(Exercise data):
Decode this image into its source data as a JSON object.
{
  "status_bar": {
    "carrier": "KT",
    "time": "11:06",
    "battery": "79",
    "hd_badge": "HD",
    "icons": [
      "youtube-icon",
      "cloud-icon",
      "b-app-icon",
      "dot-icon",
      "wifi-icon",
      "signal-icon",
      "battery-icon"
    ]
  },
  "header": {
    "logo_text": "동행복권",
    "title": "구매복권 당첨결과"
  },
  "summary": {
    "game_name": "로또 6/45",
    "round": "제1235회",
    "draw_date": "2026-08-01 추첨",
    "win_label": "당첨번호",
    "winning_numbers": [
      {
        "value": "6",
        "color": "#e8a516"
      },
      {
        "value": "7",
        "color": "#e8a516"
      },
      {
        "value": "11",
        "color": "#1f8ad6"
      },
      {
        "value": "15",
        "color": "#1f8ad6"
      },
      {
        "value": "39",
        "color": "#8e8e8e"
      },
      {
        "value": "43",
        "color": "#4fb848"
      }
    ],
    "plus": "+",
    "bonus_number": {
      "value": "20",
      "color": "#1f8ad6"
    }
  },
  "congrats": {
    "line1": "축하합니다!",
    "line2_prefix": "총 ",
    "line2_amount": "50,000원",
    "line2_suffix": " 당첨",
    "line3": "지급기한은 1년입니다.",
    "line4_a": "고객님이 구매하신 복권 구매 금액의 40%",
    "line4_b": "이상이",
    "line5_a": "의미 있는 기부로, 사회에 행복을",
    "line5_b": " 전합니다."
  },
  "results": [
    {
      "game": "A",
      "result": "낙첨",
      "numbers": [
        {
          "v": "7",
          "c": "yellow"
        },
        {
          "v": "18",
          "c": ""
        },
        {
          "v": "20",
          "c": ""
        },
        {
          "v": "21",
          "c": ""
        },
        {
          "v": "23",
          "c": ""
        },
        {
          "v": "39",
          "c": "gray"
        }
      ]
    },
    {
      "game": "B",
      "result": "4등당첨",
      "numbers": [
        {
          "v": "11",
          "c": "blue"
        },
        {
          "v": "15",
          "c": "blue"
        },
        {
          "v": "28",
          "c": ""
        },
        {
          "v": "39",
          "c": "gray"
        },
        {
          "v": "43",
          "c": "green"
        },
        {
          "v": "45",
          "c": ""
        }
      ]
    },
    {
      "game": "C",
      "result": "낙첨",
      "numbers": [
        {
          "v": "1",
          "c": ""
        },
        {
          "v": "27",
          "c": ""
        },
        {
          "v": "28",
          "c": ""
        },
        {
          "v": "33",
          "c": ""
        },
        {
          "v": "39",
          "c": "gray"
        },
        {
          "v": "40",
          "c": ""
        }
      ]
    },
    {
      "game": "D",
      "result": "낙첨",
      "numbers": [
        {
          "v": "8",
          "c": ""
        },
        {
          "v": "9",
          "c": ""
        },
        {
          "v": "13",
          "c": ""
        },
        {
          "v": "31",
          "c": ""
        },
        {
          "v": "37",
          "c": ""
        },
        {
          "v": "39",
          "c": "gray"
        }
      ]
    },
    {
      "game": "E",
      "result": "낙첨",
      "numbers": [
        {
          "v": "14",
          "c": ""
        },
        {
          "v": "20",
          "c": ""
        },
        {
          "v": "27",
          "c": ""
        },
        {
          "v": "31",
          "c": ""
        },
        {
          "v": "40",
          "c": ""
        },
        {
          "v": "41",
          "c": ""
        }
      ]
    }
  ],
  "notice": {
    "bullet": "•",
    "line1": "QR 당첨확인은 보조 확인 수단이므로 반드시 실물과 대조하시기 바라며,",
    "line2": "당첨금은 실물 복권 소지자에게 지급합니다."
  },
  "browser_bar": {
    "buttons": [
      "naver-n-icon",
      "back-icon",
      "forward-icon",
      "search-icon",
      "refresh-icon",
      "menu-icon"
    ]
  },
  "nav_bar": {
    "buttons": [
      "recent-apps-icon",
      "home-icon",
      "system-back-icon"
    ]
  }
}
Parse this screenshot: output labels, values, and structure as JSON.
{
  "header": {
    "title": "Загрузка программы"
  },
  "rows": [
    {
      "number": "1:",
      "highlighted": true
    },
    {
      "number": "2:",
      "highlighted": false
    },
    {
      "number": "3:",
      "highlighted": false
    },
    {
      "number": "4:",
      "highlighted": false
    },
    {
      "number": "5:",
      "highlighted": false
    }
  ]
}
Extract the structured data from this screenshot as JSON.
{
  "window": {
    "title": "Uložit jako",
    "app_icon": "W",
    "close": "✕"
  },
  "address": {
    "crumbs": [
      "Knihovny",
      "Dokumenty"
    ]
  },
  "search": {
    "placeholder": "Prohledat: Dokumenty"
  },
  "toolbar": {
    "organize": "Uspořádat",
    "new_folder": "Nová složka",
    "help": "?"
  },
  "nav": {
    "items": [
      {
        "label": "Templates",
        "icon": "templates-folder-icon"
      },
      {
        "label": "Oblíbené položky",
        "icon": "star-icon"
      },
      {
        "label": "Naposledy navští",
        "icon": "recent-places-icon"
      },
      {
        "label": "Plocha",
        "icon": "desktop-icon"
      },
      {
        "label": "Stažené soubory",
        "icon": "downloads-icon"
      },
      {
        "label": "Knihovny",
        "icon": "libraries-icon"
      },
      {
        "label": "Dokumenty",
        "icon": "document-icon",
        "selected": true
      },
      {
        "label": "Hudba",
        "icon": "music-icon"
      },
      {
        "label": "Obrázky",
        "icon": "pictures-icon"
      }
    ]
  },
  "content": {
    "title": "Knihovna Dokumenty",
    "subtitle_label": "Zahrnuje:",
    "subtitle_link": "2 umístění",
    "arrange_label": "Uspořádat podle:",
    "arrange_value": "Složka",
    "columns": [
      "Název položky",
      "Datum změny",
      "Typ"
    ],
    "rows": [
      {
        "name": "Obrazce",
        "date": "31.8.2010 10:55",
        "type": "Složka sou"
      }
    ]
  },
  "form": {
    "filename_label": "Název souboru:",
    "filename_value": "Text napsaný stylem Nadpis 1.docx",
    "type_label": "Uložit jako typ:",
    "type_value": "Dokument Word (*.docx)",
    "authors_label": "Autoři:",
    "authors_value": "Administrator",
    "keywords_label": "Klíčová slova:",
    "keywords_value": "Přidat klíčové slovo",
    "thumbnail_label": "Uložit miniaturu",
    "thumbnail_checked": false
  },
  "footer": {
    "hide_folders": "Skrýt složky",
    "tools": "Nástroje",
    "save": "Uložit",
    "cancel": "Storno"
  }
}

(Stated exercise): Out of the material above, select every line that holds the string "Uložit".

(Right answer):
    "title": "Uložit jako",
    "type_label": "Uložit jako typ:",
    "thumbnail_label": "Uložit miniaturu",
    "save": "Uložit",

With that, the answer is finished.